Dettagli del problema: Trascrivi senza alcuna modifica ogni riga dei dati che seguono, dalla prima all'ultima.

Dati dell'esercizio:
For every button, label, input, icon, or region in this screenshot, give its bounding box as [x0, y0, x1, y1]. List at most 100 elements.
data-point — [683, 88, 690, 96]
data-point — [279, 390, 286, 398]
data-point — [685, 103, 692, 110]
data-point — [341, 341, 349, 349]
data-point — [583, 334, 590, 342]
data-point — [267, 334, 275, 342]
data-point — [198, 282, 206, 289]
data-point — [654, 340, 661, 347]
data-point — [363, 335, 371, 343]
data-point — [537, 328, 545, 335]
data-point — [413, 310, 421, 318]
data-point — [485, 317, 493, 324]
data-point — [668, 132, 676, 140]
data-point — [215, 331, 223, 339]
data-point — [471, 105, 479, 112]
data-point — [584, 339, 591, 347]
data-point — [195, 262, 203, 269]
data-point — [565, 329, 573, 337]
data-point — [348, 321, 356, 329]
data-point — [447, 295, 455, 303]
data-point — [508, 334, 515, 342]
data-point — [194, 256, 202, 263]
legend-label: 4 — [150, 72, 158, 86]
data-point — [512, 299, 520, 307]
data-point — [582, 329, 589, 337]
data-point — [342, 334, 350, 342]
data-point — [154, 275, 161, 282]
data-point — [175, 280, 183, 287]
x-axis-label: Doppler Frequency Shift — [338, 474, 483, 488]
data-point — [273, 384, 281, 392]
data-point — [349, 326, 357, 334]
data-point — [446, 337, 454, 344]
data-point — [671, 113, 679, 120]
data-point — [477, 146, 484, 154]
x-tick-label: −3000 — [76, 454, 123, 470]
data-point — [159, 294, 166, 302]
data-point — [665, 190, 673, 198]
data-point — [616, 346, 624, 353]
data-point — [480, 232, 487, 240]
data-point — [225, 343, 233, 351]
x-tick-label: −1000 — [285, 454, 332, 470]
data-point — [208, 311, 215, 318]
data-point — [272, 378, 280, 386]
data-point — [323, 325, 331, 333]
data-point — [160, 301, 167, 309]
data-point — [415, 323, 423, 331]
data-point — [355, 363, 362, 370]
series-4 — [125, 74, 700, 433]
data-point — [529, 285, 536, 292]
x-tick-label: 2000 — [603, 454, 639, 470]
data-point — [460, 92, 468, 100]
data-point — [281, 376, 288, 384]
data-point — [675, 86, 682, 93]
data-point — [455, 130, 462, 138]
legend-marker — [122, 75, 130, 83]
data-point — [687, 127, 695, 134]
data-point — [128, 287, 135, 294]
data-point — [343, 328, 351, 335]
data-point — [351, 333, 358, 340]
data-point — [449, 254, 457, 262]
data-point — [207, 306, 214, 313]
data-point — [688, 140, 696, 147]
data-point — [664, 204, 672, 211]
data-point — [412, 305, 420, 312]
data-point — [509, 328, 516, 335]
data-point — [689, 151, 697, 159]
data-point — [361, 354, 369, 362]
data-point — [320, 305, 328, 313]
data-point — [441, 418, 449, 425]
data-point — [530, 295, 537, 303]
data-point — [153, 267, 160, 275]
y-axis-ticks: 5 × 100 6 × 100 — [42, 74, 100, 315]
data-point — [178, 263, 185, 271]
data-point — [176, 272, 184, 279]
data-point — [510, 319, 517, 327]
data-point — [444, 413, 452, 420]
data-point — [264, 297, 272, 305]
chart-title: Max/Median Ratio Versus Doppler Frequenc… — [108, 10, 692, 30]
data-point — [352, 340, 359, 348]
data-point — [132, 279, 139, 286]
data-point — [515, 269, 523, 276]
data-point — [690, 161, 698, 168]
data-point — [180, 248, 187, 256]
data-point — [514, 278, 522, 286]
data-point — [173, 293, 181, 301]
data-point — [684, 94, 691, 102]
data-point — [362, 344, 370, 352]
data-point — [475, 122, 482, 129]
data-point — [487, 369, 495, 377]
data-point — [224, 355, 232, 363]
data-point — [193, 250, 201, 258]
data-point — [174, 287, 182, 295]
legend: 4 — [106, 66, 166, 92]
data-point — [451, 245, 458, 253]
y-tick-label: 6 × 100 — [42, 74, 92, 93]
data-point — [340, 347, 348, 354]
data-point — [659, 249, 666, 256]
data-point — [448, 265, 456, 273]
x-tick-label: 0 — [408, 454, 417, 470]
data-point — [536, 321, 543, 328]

Soluzione scritta:
For every button, label, input, icon, or region in this screenshot, give its bounding box as [x0, y0, x1, y1]. List at most 100 elements.
data-point — [683, 88, 690, 96]
data-point — [279, 390, 286, 398]
data-point — [685, 103, 692, 110]
data-point — [341, 341, 349, 349]
data-point — [583, 334, 590, 342]
data-point — [267, 334, 275, 342]
data-point — [198, 282, 206, 289]
data-point — [654, 340, 661, 347]
data-point — [363, 335, 371, 343]
data-point — [537, 328, 545, 335]
data-point — [413, 310, 421, 318]
data-point — [485, 317, 493, 324]
data-point — [668, 132, 676, 140]
data-point — [215, 331, 223, 339]
data-point — [471, 105, 479, 112]
data-point — [584, 339, 591, 347]
data-point — [195, 262, 203, 269]
data-point — [565, 329, 573, 337]
data-point — [348, 321, 356, 329]
data-point — [447, 295, 455, 303]
data-point — [508, 334, 515, 342]
data-point — [194, 256, 202, 263]
legend-label: 4 — [150, 72, 158, 86]
data-point — [512, 299, 520, 307]
data-point — [582, 329, 589, 337]
data-point — [342, 334, 350, 342]
data-point — [154, 275, 161, 282]
data-point — [175, 280, 183, 287]
x-axis-label: Doppler Frequency Shift — [338, 474, 483, 488]
data-point — [273, 384, 281, 392]
data-point — [349, 326, 357, 334]
data-point — [446, 337, 454, 344]
data-point — [671, 113, 679, 120]
data-point — [477, 146, 484, 154]
x-tick-label: −3000 — [76, 454, 123, 470]
data-point — [159, 294, 166, 302]
data-point — [665, 190, 673, 198]
data-point — [616, 346, 624, 353]
data-point — [480, 232, 487, 240]
data-point — [225, 343, 233, 351]
x-tick-label: −1000 — [285, 454, 332, 470]
data-point — [208, 311, 215, 318]
data-point — [272, 378, 280, 386]
data-point — [323, 325, 331, 333]
data-point — [160, 301, 167, 309]
data-point — [415, 323, 423, 331]
data-point — [355, 363, 362, 370]
series-4 — [125, 74, 700, 433]
data-point — [529, 285, 536, 292]
x-tick-label: 2000 — [603, 454, 639, 470]
data-point — [460, 92, 468, 100]
data-point — [281, 376, 288, 384]
data-point — [675, 86, 682, 93]
data-point — [455, 130, 462, 138]
legend-marker — [122, 75, 130, 83]
data-point — [687, 127, 695, 134]
data-point — [128, 287, 135, 294]
data-point — [343, 328, 351, 335]
data-point — [351, 333, 358, 340]
data-point — [449, 254, 457, 262]
data-point — [207, 306, 214, 313]
data-point — [688, 140, 696, 147]
data-point — [664, 204, 672, 211]
data-point — [412, 305, 420, 312]
data-point — [509, 328, 516, 335]
data-point — [689, 151, 697, 159]
data-point — [361, 354, 369, 362]
data-point — [320, 305, 328, 313]
data-point — [441, 418, 449, 425]
data-point — [530, 295, 537, 303]
data-point — [153, 267, 160, 275]
y-axis-ticks: 5 × 100 6 × 100 — [42, 74, 100, 315]
data-point — [178, 263, 185, 271]
data-point — [176, 272, 184, 279]
data-point — [510, 319, 517, 327]
data-point — [444, 413, 452, 420]
data-point — [264, 297, 272, 305]
chart-title: Max/Median Ratio Versus Doppler Frequenc… — [108, 10, 692, 30]
data-point — [352, 340, 359, 348]
data-point — [132, 279, 139, 286]
data-point — [515, 269, 523, 276]
data-point — [690, 161, 698, 168]
data-point — [180, 248, 187, 256]
data-point — [514, 278, 522, 286]
data-point — [173, 293, 181, 301]
data-point — [684, 94, 691, 102]
data-point — [362, 344, 370, 352]
data-point — [475, 122, 482, 129]
data-point — [487, 369, 495, 377]
data-point — [224, 355, 232, 363]
data-point — [193, 250, 201, 258]
data-point — [174, 287, 182, 295]
legend: 4 — [106, 66, 166, 92]
data-point — [451, 245, 458, 253]
y-tick-label: 6 × 100 — [42, 74, 92, 93]
data-point — [340, 347, 348, 354]
data-point — [659, 249, 666, 256]
data-point — [448, 265, 456, 273]
x-tick-label: 0 — [408, 454, 417, 470]
data-point — [536, 321, 543, 328]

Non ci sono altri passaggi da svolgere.